• [DATASET]:
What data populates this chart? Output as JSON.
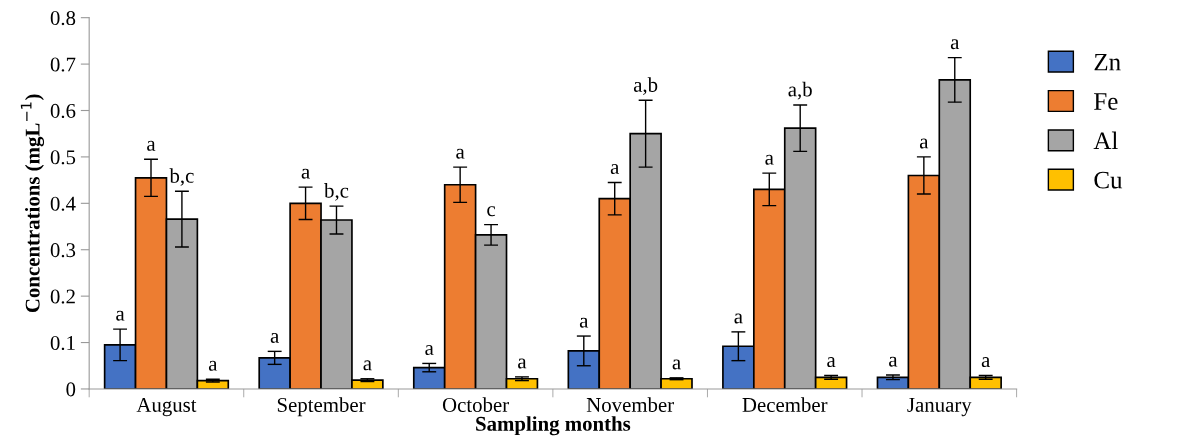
{
  "chart_data": {
    "type": "bar",
    "xlabel": "Sampling months",
    "ylabel": "Concentrations (mgL$^{−1}$)",
    "categories": [
      "August",
      "September",
      "October",
      "November",
      "December",
      "January"
    ],
    "series": [
      {
        "name": "Zn",
        "color": "#4472c4",
        "values": [
          0.095,
          0.067,
          0.046,
          0.082,
          0.092,
          0.025
        ],
        "errors": [
          0.034,
          0.014,
          0.009,
          0.032,
          0.031,
          0.005
        ],
        "value_labels": [
          "a",
          "a",
          "a",
          "a",
          "a",
          "a"
        ]
      },
      {
        "name": "Fe",
        "color": "#ed7d31",
        "values": [
          0.455,
          0.4,
          0.44,
          0.41,
          0.43,
          0.46
        ],
        "errors": [
          0.04,
          0.035,
          0.038,
          0.035,
          0.035,
          0.04
        ],
        "value_labels": [
          "a",
          "a",
          "a",
          "a",
          "a",
          "a"
        ]
      },
      {
        "name": "Al",
        "color": "#a5a5a5",
        "values": [
          0.366,
          0.364,
          0.332,
          0.55,
          0.562,
          0.666
        ],
        "errors": [
          0.06,
          0.03,
          0.022,
          0.072,
          0.05,
          0.048
        ],
        "value_labels": [
          "b,c",
          "b,c",
          "c",
          "a,b",
          "a,b",
          "a"
        ]
      },
      {
        "name": "Cu",
        "color": "#ffc000",
        "values": [
          0.018,
          0.019,
          0.022,
          0.022,
          0.025,
          0.025
        ],
        "errors": [
          0.003,
          0.003,
          0.004,
          0.002,
          0.004,
          0.004
        ],
        "value_labels": [
          "a",
          "a",
          "a",
          "a",
          "a",
          "a"
        ]
      }
    ],
    "ylim": [
      0,
      0.8
    ],
    "yticks": [
      0,
      0.1,
      0.2,
      0.3,
      0.4,
      0.5,
      0.6,
      0.7,
      0.8
    ],
    "grid": false,
    "legend": "right"
  }
}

• [EXERCISE OBJECTIVE]: Transcribe the records above exactly, omitting every picture they contain.

• [RESPONSE TO THE TASK]:
What data populates this chart? Output as JSON.
{
  "chart_data": {
    "type": "bar",
    "xlabel": "Sampling months",
    "ylabel": "Concentrations (mgL$^{−1}$)",
    "categories": [
      "August",
      "September",
      "October",
      "November",
      "December",
      "January"
    ],
    "series": [
      {
        "name": "Zn",
        "color": "#4472c4",
        "values": [
          0.095,
          0.067,
          0.046,
          0.082,
          0.092,
          0.025
        ],
        "errors": [
          0.034,
          0.014,
          0.009,
          0.032,
          0.031,
          0.005
        ],
        "value_labels": [
          "a",
          "a",
          "a",
          "a",
          "a",
          "a"
        ]
      },
      {
        "name": "Fe",
        "color": "#ed7d31",
        "values": [
          0.455,
          0.4,
          0.44,
          0.41,
          0.43,
          0.46
        ],
        "errors": [
          0.04,
          0.035,
          0.038,
          0.035,
          0.035,
          0.04
        ],
        "value_labels": [
          "a",
          "a",
          "a",
          "a",
          "a",
          "a"
        ]
      },
      {
        "name": "Al",
        "color": "#a5a5a5",
        "values": [
          0.366,
          0.364,
          0.332,
          0.55,
          0.562,
          0.666
        ],
        "errors": [
          0.06,
          0.03,
          0.022,
          0.072,
          0.05,
          0.048
        ],
        "value_labels": [
          "b,c",
          "b,c",
          "c",
          "a,b",
          "a,b",
          "a"
        ]
      },
      {
        "name": "Cu",
        "color": "#ffc000",
        "values": [
          0.018,
          0.019,
          0.022,
          0.022,
          0.025,
          0.025
        ],
        "errors": [
          0.003,
          0.003,
          0.004,
          0.002,
          0.004,
          0.004
        ],
        "value_labels": [
          "a",
          "a",
          "a",
          "a",
          "a",
          "a"
        ]
      }
    ],
    "ylim": [
      0,
      0.8
    ],
    "yticks": [
      0,
      0.1,
      0.2,
      0.3,
      0.4,
      0.5,
      0.6,
      0.7,
      0.8
    ],
    "grid": false,
    "legend": "right"
  }
}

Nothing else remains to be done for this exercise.